**Exercise**: Using the material below, copy every line where "housing" appears.

====================

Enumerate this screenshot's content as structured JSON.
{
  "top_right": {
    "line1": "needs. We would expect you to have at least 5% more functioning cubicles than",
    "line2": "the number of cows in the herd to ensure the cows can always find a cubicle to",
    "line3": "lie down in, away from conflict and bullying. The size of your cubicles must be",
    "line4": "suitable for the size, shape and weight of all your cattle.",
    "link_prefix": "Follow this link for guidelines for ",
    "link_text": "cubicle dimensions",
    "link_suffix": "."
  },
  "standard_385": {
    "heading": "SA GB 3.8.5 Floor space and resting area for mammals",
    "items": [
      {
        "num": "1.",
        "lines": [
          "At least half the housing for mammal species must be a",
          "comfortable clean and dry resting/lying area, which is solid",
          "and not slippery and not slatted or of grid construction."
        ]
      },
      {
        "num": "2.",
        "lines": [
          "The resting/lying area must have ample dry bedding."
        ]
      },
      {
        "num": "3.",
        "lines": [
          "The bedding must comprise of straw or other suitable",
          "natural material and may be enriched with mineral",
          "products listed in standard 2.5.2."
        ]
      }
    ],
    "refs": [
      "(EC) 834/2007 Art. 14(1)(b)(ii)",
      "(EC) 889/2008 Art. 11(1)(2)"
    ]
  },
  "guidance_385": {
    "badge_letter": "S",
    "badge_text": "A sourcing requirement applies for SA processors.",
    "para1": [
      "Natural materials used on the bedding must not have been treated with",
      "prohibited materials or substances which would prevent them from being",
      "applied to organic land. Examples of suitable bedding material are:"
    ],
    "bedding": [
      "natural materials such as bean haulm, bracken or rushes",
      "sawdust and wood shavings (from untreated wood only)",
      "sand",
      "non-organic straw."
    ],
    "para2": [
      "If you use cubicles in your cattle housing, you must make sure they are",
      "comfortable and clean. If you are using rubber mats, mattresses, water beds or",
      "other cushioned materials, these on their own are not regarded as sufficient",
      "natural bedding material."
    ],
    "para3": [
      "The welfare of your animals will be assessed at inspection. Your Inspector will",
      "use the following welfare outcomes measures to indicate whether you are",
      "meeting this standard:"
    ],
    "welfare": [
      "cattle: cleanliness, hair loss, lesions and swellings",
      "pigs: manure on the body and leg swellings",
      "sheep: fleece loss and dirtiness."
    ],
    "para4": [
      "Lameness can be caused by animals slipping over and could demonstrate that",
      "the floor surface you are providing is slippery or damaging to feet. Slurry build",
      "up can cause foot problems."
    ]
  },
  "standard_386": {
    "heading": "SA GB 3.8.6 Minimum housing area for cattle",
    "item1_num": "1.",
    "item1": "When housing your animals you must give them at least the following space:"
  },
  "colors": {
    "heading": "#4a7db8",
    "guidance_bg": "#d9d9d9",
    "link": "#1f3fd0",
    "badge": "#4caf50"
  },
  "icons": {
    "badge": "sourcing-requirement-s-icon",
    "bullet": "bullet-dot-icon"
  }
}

====================

**Complete answer**:
          "At least half the housing for mammal species must be a",
      "If you use cubicles in your cattle housing, you must make sure they are",
    "heading": "SA GB 3.8.6 Minimum housing area for cattle",
    "item1": "When housing your animals you must give them at least the following space:"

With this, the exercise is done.